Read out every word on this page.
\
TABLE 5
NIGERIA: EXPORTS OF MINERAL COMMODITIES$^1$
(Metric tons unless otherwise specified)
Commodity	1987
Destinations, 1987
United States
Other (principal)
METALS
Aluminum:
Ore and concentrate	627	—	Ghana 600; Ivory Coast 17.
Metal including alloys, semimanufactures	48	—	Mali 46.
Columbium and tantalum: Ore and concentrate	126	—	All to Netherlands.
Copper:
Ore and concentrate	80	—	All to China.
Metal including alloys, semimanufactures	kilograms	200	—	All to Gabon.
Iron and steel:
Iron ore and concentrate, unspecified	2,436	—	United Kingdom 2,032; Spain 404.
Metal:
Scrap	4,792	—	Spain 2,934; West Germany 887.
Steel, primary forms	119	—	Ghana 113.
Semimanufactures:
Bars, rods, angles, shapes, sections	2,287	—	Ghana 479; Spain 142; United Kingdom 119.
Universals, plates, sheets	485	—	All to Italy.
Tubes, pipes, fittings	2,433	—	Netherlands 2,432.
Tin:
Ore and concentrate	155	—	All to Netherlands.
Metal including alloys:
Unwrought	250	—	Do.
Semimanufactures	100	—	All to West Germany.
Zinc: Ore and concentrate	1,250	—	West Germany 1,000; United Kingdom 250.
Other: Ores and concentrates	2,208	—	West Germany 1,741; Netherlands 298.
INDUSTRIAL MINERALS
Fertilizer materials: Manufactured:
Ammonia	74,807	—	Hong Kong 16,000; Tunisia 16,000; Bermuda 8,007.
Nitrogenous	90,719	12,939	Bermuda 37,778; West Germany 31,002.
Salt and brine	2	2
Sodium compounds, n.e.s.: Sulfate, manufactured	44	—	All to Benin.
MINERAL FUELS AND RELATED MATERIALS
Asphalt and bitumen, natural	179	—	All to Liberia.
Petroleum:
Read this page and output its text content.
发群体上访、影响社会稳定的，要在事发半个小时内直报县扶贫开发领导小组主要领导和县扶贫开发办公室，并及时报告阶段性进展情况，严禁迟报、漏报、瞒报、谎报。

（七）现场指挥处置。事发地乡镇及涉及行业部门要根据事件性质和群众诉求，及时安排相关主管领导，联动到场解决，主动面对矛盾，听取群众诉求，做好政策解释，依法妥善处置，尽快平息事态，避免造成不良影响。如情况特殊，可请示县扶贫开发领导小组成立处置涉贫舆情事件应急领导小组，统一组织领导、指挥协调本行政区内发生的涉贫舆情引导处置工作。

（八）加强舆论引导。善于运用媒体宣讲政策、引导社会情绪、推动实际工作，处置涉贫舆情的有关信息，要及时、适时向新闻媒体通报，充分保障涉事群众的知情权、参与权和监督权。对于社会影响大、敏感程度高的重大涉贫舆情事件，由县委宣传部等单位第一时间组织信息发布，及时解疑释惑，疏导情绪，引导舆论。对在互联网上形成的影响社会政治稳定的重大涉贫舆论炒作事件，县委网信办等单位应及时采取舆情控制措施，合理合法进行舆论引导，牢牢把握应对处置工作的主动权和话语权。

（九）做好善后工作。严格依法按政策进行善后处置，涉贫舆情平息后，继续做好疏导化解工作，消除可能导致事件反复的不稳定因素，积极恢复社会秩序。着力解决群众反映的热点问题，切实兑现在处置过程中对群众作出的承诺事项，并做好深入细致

************

JOB ▸ Return the lines from the line containing "Read this page and output its text content." to the end of the entries above, exactly as they appear and with no other output.

CORRECT ANSWER ▸
Read this page and output its text content.
发群体上访、影响社会稳定的，要在事发半个小时内直报县扶贫开发领导小组主要领导和县扶贫开发办公室，并及时报告阶段性进展情况，严禁迟报、漏报、瞒报、谎报。

（七）现场指挥处置。事发地乡镇及涉及行业部门要根据事件性质和群众诉求，及时安排相关主管领导，联动到场解决，主动面对矛盾，听取群众诉求，做好政策解释，依法妥善处置，尽快平息事态，避免造成不良影响。如情况特殊，可请示县扶贫开发领导小组成立处置涉贫舆情事件应急领导小组，统一组织领导、指挥协调本行政区内发生的涉贫舆情引导处置工作。

（八）加强舆论引导。善于运用媒体宣讲政策、引导社会情绪、推动实际工作，处置涉贫舆情的有关信息，要及时、适时向新闻媒体通报，充分保障涉事群众的知情权、参与权和监督权。对于社会影响大、敏感程度高的重大涉贫舆情事件，由县委宣传部等单位第一时间组织信息发布，及时解疑释惑，疏导情绪，引导舆论。对在互联网上形成的影响社会政治稳定的重大涉贫舆论炒作事件，县委网信办等单位应及时采取舆情控制措施，合理合法进行舆论引导，牢牢把握应对处置工作的主动权和话语权。

（九）做好善后工作。严格依法按政策进行善后处置，涉贫舆情平息后，继续做好疏导化解工作，消除可能导致事件反复的不稳定因素，积极恢复社会秩序。着力解决群众反映的热点问题，切实兑现在处置过程中对群众作出的承诺事项，并做好深入细致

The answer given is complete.